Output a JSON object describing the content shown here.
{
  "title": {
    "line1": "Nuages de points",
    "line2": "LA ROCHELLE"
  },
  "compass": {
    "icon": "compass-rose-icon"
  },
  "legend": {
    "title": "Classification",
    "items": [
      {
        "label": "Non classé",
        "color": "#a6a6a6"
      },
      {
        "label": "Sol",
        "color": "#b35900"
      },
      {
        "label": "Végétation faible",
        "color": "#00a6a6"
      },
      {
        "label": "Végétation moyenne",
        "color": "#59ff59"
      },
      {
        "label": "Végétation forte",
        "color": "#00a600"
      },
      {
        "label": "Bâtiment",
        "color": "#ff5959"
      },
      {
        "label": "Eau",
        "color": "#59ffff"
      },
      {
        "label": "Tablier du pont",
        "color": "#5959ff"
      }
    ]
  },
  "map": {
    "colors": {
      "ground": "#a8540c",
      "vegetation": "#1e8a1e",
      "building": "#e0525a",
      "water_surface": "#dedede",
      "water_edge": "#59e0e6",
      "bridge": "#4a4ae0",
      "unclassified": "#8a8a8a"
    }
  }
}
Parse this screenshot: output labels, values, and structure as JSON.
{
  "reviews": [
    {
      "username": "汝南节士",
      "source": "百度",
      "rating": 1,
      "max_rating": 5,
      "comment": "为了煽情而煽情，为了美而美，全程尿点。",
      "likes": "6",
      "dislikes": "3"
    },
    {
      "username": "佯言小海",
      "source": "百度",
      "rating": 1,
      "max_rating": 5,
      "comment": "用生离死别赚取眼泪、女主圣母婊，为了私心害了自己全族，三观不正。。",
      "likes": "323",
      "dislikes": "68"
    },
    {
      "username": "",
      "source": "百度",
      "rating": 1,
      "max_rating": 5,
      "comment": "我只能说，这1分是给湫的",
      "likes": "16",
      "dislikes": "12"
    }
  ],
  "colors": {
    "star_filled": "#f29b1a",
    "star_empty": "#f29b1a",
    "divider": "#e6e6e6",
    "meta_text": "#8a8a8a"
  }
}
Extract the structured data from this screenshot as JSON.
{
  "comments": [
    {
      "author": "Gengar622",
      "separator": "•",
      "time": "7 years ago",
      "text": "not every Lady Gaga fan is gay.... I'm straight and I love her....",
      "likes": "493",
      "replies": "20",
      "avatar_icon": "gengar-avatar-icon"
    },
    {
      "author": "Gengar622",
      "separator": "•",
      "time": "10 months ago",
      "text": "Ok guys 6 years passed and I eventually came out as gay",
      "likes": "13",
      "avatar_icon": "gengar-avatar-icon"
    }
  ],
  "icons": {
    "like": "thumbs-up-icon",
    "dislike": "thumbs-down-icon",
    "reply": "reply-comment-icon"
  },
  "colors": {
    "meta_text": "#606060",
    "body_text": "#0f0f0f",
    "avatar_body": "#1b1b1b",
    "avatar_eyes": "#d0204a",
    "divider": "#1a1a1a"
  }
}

_ _ _ _ _ _ _

Repeat each record exactly, leaving nothing out.

Output a JSON object describing the content shown here.
{
  "title": {
    "line1": "Nuages de points",
    "line2": "LA ROCHELLE"
  },
  "compass": {
    "icon": "compass-rose-icon"
  },
  "legend": {
    "title": "Classification",
    "items": [
      {
        "label": "Non classé",
        "color": "#a6a6a6"
      },
      {
        "label": "Sol",
        "color": "#b35900"
      },
      {
        "label": "Végétation faible",
        "color": "#00a6a6"
      },
      {
        "label": "Végétation moyenne",
        "color": "#59ff59"
      },
      {
        "label": "Végétation forte",
        "color": "#00a600"
      },
      {
        "label": "Bâtiment",
        "color": "#ff5959"
      },
      {
        "label": "Eau",
        "color": "#59ffff"
      },
      {
        "label": "Tablier du pont",
        "color": "#5959ff"
      }
    ]
  },
  "map": {
    "colors": {
      "ground": "#a8540c",
      "vegetation": "#1e8a1e",
      "building": "#e0525a",
      "water_surface": "#dedede",
      "water_edge": "#59e0e6",
      "bridge": "#4a4ae0",
      "unclassified": "#8a8a8a"
    }
  }
}
Parse this screenshot: output labels, values, and structure as JSON.
{
  "reviews": [
    {
      "username": "汝南节士",
      "source": "百度",
      "rating": 1,
      "max_rating": 5,
      "comment": "为了煽情而煽情，为了美而美，全程尿点。",
      "likes": "6",
      "dislikes": "3"
    },
    {
      "username": "佯言小海",
      "source": "百度",
      "rating": 1,
      "max_rating": 5,
      "comment": "用生离死别赚取眼泪、女主圣母婊，为了私心害了自己全族，三观不正。。",
      "likes": "323",
      "dislikes": "68"
    },
    {
      "username": "",
      "source": "百度",
      "rating": 1,
      "max_rating": 5,
      "comment": "我只能说，这1分是给湫的",
      "likes": "16",
      "dislikes": "12"
    }
  ],
  "colors": {
    "star_filled": "#f29b1a",
    "star_empty": "#f29b1a",
    "divider": "#e6e6e6",
    "meta_text": "#8a8a8a"
  }
}
Extract the structured data from this screenshot as JSON.
{
  "comments": [
    {
      "author": "Gengar622",
      "separator": "•",
      "time": "7 years ago",
      "text": "not every Lady Gaga fan is gay.... I'm straight and I love her....",
      "likes": "493",
      "replies": "20",
      "avatar_icon": "gengar-avatar-icon"
    },
    {
      "author": "Gengar622",
      "separator": "•",
      "time": "10 months ago",
      "text": "Ok guys 6 years passed and I eventually came out as gay",
      "likes": "13",
      "avatar_icon": "gengar-avatar-icon"
    }
  ],
  "icons": {
    "like": "thumbs-up-icon",
    "dislike": "thumbs-down-icon",
    "reply": "reply-comment-icon"
  },
  "colors": {
    "meta_text": "#606060",
    "body_text": "#0f0f0f",
    "avatar_body": "#1b1b1b",
    "avatar_eyes": "#d0204a",
    "divider": "#1a1a1a"
  }
}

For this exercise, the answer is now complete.